In how many lines of the data does the word "name" appear? Give the number by itself.

-- begin --

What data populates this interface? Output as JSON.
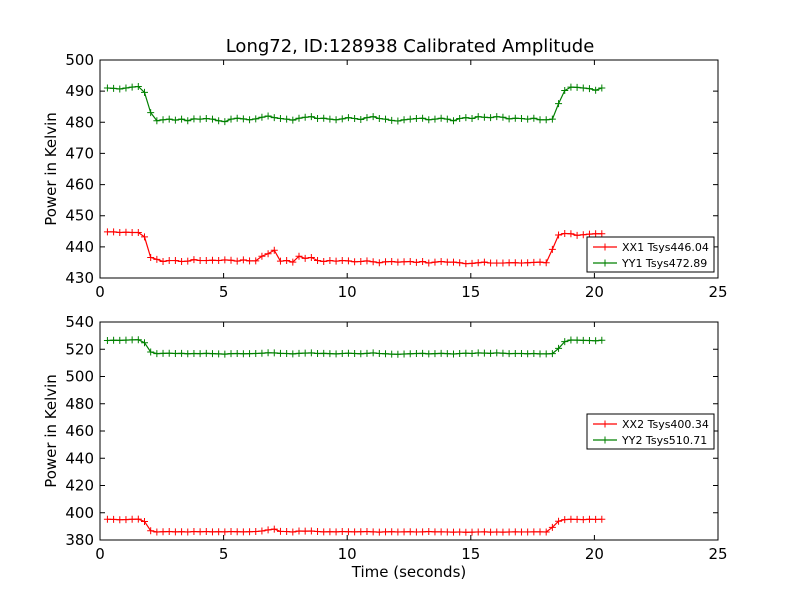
{
  "figure": {
    "title": "Long72, ID:128938 Calibrated Amplitude"
  },
  "chart_data": [
    {
      "type": "line",
      "title": "Long72, ID:128938 Calibrated Amplitude",
      "xlabel": "",
      "ylabel": "Power in Kelvin",
      "xlim": [
        0,
        25
      ],
      "ylim": [
        430,
        500
      ],
      "xticks": [
        "0",
        "5",
        "10",
        "15",
        "20",
        "25"
      ],
      "yticks": [
        "430",
        "440",
        "450",
        "460",
        "470",
        "480",
        "490",
        "500"
      ],
      "grid": false,
      "legend_position": "lower-right",
      "x": [
        0.3,
        0.55,
        0.8,
        1.05,
        1.3,
        1.55,
        1.8,
        2.05,
        2.3,
        2.55,
        2.8,
        3.05,
        3.3,
        3.55,
        3.8,
        4.05,
        4.3,
        4.55,
        4.8,
        5.05,
        5.3,
        5.55,
        5.8,
        6.05,
        6.3,
        6.55,
        6.8,
        7.05,
        7.3,
        7.55,
        7.8,
        8.05,
        8.3,
        8.55,
        8.8,
        9.05,
        9.3,
        9.55,
        9.8,
        10.05,
        10.3,
        10.55,
        10.8,
        11.05,
        11.3,
        11.55,
        11.8,
        12.05,
        12.3,
        12.55,
        12.8,
        13.05,
        13.3,
        13.55,
        13.8,
        14.05,
        14.3,
        14.55,
        14.8,
        15.05,
        15.3,
        15.55,
        15.8,
        16.05,
        16.3,
        16.55,
        16.8,
        17.05,
        17.3,
        17.55,
        17.8,
        18.05,
        18.3,
        18.55,
        18.8,
        19.05,
        19.3,
        19.55,
        19.8,
        20.05,
        20.3
      ],
      "series": [
        {
          "name": "XX1 Tsys446.04",
          "color": "#ff0000",
          "values": [
            444.8,
            444.8,
            444.6,
            444.7,
            444.6,
            444.6,
            443.2,
            436.6,
            436.0,
            435.3,
            435.6,
            435.6,
            435.3,
            435.4,
            435.9,
            435.6,
            435.6,
            435.7,
            435.6,
            435.8,
            435.7,
            435.4,
            435.8,
            435.5,
            435.5,
            437.0,
            437.8,
            438.9,
            435.4,
            435.6,
            435.1,
            437.0,
            436.3,
            436.6,
            435.6,
            435.3,
            435.6,
            435.4,
            435.6,
            435.5,
            435.2,
            435.3,
            435.5,
            435.2,
            434.9,
            435.2,
            435.3,
            435.1,
            435.2,
            435.3,
            435.0,
            435.3,
            434.8,
            435.1,
            435.3,
            435.1,
            435.1,
            434.9,
            434.6,
            434.7,
            434.9,
            435.1,
            434.8,
            434.8,
            434.8,
            434.9,
            434.9,
            434.8,
            434.9,
            435.0,
            435.1,
            434.9,
            439.2,
            443.8,
            444.3,
            444.2,
            443.7,
            443.9,
            444.1,
            444.2,
            444.2
          ]
        },
        {
          "name": "YY1 Tsys472.89",
          "color": "#008000",
          "values": [
            491.0,
            490.9,
            490.7,
            491.0,
            491.3,
            491.5,
            489.6,
            483.1,
            480.5,
            480.8,
            481.0,
            480.7,
            481.0,
            480.5,
            481.1,
            481.0,
            481.2,
            481.0,
            480.5,
            480.2,
            481.0,
            481.3,
            481.1,
            480.8,
            481.1,
            481.6,
            482.0,
            481.5,
            481.2,
            481.0,
            480.7,
            481.3,
            481.6,
            481.8,
            481.2,
            481.3,
            481.0,
            480.8,
            481.1,
            481.5,
            481.2,
            480.9,
            481.5,
            481.8,
            481.2,
            481.0,
            480.6,
            480.4,
            480.8,
            481.0,
            481.2,
            481.3,
            480.8,
            481.0,
            481.3,
            481.0,
            480.5,
            481.2,
            481.5,
            481.2,
            481.8,
            481.6,
            481.5,
            481.8,
            481.6,
            481.1,
            481.3,
            481.2,
            481.0,
            481.3,
            480.8,
            480.8,
            481.0,
            486.0,
            490.2,
            491.3,
            491.2,
            491.0,
            490.8,
            490.3,
            491.0
          ]
        }
      ]
    },
    {
      "type": "line",
      "title": "",
      "xlabel": "Time (seconds)",
      "ylabel": "Power in Kelvin",
      "xlim": [
        0,
        25
      ],
      "ylim": [
        380,
        540
      ],
      "xticks": [
        "0",
        "5",
        "10",
        "15",
        "20",
        "25"
      ],
      "yticks": [
        "380",
        "400",
        "420",
        "440",
        "460",
        "480",
        "500",
        "520",
        "540"
      ],
      "grid": false,
      "legend_position": "center-right",
      "x": [
        0.3,
        0.55,
        0.8,
        1.05,
        1.3,
        1.55,
        1.8,
        2.05,
        2.3,
        2.55,
        2.8,
        3.05,
        3.3,
        3.55,
        3.8,
        4.05,
        4.3,
        4.55,
        4.8,
        5.05,
        5.3,
        5.55,
        5.8,
        6.05,
        6.3,
        6.55,
        6.8,
        7.05,
        7.3,
        7.55,
        7.8,
        8.05,
        8.3,
        8.55,
        8.8,
        9.05,
        9.3,
        9.55,
        9.8,
        10.05,
        10.3,
        10.55,
        10.8,
        11.05,
        11.3,
        11.55,
        11.8,
        12.05,
        12.3,
        12.55,
        12.8,
        13.05,
        13.3,
        13.55,
        13.8,
        14.05,
        14.3,
        14.55,
        14.8,
        15.05,
        15.3,
        15.55,
        15.8,
        16.05,
        16.3,
        16.55,
        16.8,
        17.05,
        17.3,
        17.55,
        17.8,
        18.05,
        18.3,
        18.55,
        18.8,
        19.05,
        19.3,
        19.55,
        19.8,
        20.05,
        20.3
      ],
      "series": [
        {
          "name": "XX2 Tsys400.34",
          "color": "#ff0000",
          "values": [
            395.2,
            395.1,
            394.9,
            395.0,
            395.2,
            395.3,
            393.6,
            386.8,
            385.9,
            386.1,
            386.2,
            386.0,
            386.1,
            385.9,
            386.2,
            386.1,
            386.2,
            386.0,
            386.1,
            386.0,
            386.2,
            386.1,
            386.0,
            386.1,
            386.2,
            386.6,
            387.4,
            388.0,
            386.3,
            386.2,
            385.9,
            386.6,
            386.5,
            386.6,
            386.2,
            386.0,
            386.1,
            386.0,
            386.2,
            386.1,
            386.0,
            386.1,
            386.2,
            386.0,
            385.8,
            386.0,
            386.1,
            385.9,
            386.0,
            386.1,
            385.9,
            386.0,
            386.2,
            386.0,
            386.0,
            385.9,
            385.8,
            385.9,
            385.7,
            385.8,
            385.9,
            386.0,
            385.8,
            385.9,
            385.8,
            385.9,
            386.0,
            385.9,
            385.9,
            386.0,
            386.0,
            385.9,
            389.3,
            393.8,
            395.0,
            395.2,
            395.1,
            395.0,
            395.2,
            395.1,
            395.2
          ]
        },
        {
          "name": "YY2 Tsys510.71",
          "color": "#008000",
          "values": [
            526.4,
            526.6,
            526.5,
            526.7,
            526.9,
            527.0,
            524.8,
            518.0,
            516.8,
            517.0,
            517.1,
            516.9,
            517.0,
            516.7,
            516.9,
            516.8,
            517.0,
            516.8,
            516.6,
            516.4,
            516.8,
            516.9,
            516.7,
            516.8,
            516.9,
            517.1,
            517.4,
            517.3,
            517.0,
            516.9,
            516.6,
            517.0,
            517.2,
            517.3,
            516.9,
            517.0,
            516.8,
            516.6,
            516.9,
            517.1,
            516.9,
            516.7,
            517.0,
            517.3,
            516.9,
            516.7,
            516.4,
            516.3,
            516.5,
            516.7,
            516.9,
            517.0,
            516.6,
            516.8,
            517.0,
            516.8,
            516.5,
            516.9,
            517.1,
            516.9,
            517.3,
            517.2,
            517.0,
            517.3,
            517.1,
            516.8,
            516.9,
            516.9,
            516.7,
            516.9,
            516.6,
            516.6,
            516.8,
            520.6,
            525.6,
            526.8,
            526.7,
            526.5,
            526.4,
            526.2,
            526.6
          ]
        }
      ]
    }
  ]
}
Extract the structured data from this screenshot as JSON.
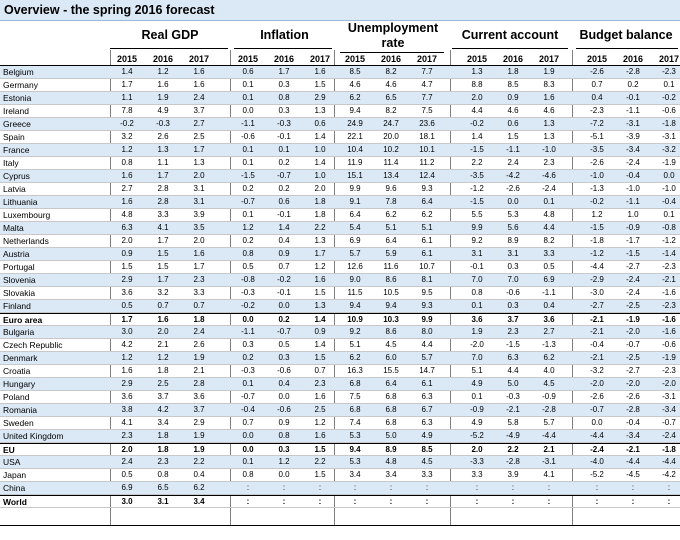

-- end --

• **SOLUTION TO THIS EXERCISE**
4